--- Begin ---
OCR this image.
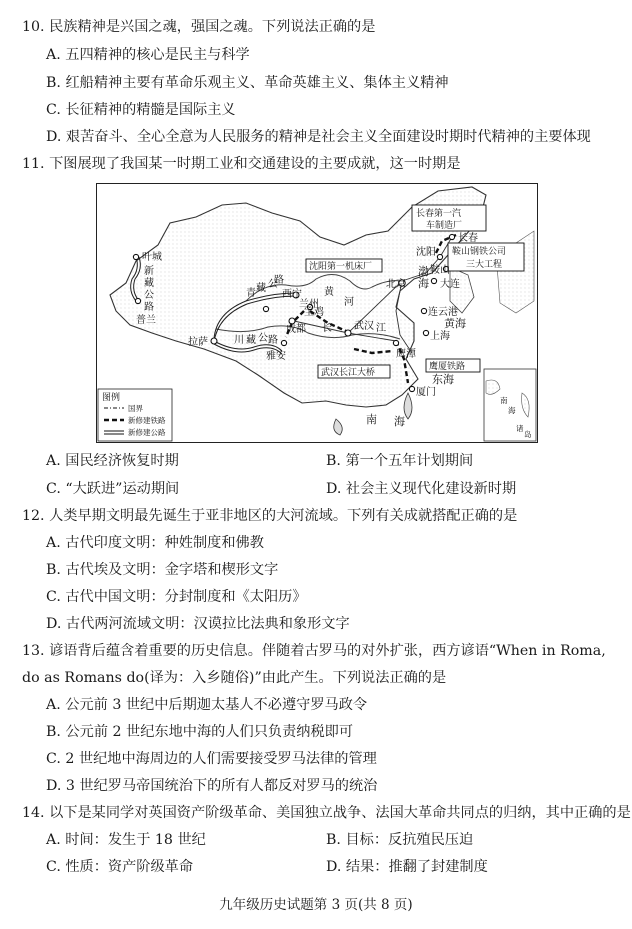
10. 民族精神是兴国之魂，强国之魂。下列说法正确的是
A. 五四精神的核心是民主与科学
B. 红船精神主要有革命乐观主义、革命英雄主义、集体主义精神
C. 长征精神的精髓是国际主义
D. 艰苦奋斗、全心全意为人民服务的精神是社会主义全面建设时期时代精神的主要体现
11. 下图展现了我国某一时期工业和交通建设的主要成就，这一时期是
长春第一汽
车制造厂
鞍山钢铁公司
三大工程
沈阳第一机床厂
武汉长江大桥
鹰厦铁路
叶城
新
藏
公
路
普兰
拉萨
西宁
青 藏 公
路
川 藏 公 路
雅安
成都
宝鸡
兰州
北京
武汉
鹰潭
上海
厦门
长春
沈阳
鞍山
大连
连云港
黄
河
长	江
渤
海
黄海
东海
南 海
南
海
诸
岛
图例
国界
新修建铁路
新修建公路
A. 国民经济恢复时期	B. 第一个五年计划期间
C. “大跃进”运动期间	D. 社会主义现代化建设新时期
12. 人类早期文明最先诞生于亚非地区的大河流域。下列有关成就搭配正确的是
A. 古代印度文明：种姓制度和佛教
B. 古代埃及文明：金字塔和楔形文字
C. 古代中国文明：分封制度和《太阳历》
D. 古代两河流域文明：汉谟拉比法典和象形文字
13. 谚语背后蕴含着重要的历史信息。伴随着古罗马的对外扩张，西方谚语“When in Roma,
do as Romans do(译为：入乡随俗)”由此产生。下列说法正确的是
A. 公元前 3 世纪中后期迦太基人不必遵守罗马政令
B. 公元前 2 世纪东地中海的人们只负责纳税即可
C. 2 世纪地中海周边的人们需要接受罗马法律的管理
D. 3 世纪罗马帝国统治下的所有人都反对罗马的统治
14. 以下是某同学对英国资产阶级革命、美国独立战争、法国大革命共同点的归纳，其中正确的是
A. 时间：发生于 18 世纪	B. 目标：反抗殖民压迫
C. 性质：资产阶级革命	D. 结果：推翻了封建制度
九年级历史试题第 3 页(共 8 页)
--- End ---
### PROBLEM STATEMENT
Take the listing and print it again exactly, but without any pictures.

### SOLUTION FOR THIS EXERCISE
OCR this image.
10. 民族精神是兴国之魂，强国之魂。下列说法正确的是
A. 五四精神的核心是民主与科学
B. 红船精神主要有革命乐观主义、革命英雄主义、集体主义精神
C. 长征精神的精髓是国际主义
D. 艰苦奋斗、全心全意为人民服务的精神是社会主义全面建设时期时代精神的主要体现
11. 下图展现了我国某一时期工业和交通建设的主要成就，这一时期是
长春第一汽
车制造厂
鞍山钢铁公司
三大工程
沈阳第一机床厂
武汉长江大桥
鹰厦铁路
叶城
新
藏
公
路
普兰
拉萨
西宁
青 藏 公
路
川 藏 公 路
雅安
成都
宝鸡
兰州
北京
武汉
鹰潭
上海
厦门
长春
沈阳
鞍山
大连
连云港
黄
河
长	江
渤
海
黄海
东海
南 海
南
海
诸
岛
图例
国界
新修建铁路
新修建公路
A. 国民经济恢复时期	B. 第一个五年计划期间
C. “大跃进”运动期间	D. 社会主义现代化建设新时期
12. 人类早期文明最先诞生于亚非地区的大河流域。下列有关成就搭配正确的是
A. 古代印度文明：种姓制度和佛教
B. 古代埃及文明：金字塔和楔形文字
C. 古代中国文明：分封制度和《太阳历》
D. 古代两河流域文明：汉谟拉比法典和象形文字
13. 谚语背后蕴含着重要的历史信息。伴随着古罗马的对外扩张，西方谚语“When in Roma,
do as Romans do(译为：入乡随俗)”由此产生。下列说法正确的是
A. 公元前 3 世纪中后期迦太基人不必遵守罗马政令
B. 公元前 2 世纪东地中海的人们只负责纳税即可
C. 2 世纪地中海周边的人们需要接受罗马法律的管理
D. 3 世纪罗马帝国统治下的所有人都反对罗马的统治
14. 以下是某同学对英国资产阶级革命、美国独立战争、法国大革命共同点的归纳，其中正确的是
A. 时间：发生于 18 世纪	B. 目标：反抗殖民压迫
C. 性质：资产阶级革命	D. 结果：推翻了封建制度
九年级历史试题第 3 页(共 8 页)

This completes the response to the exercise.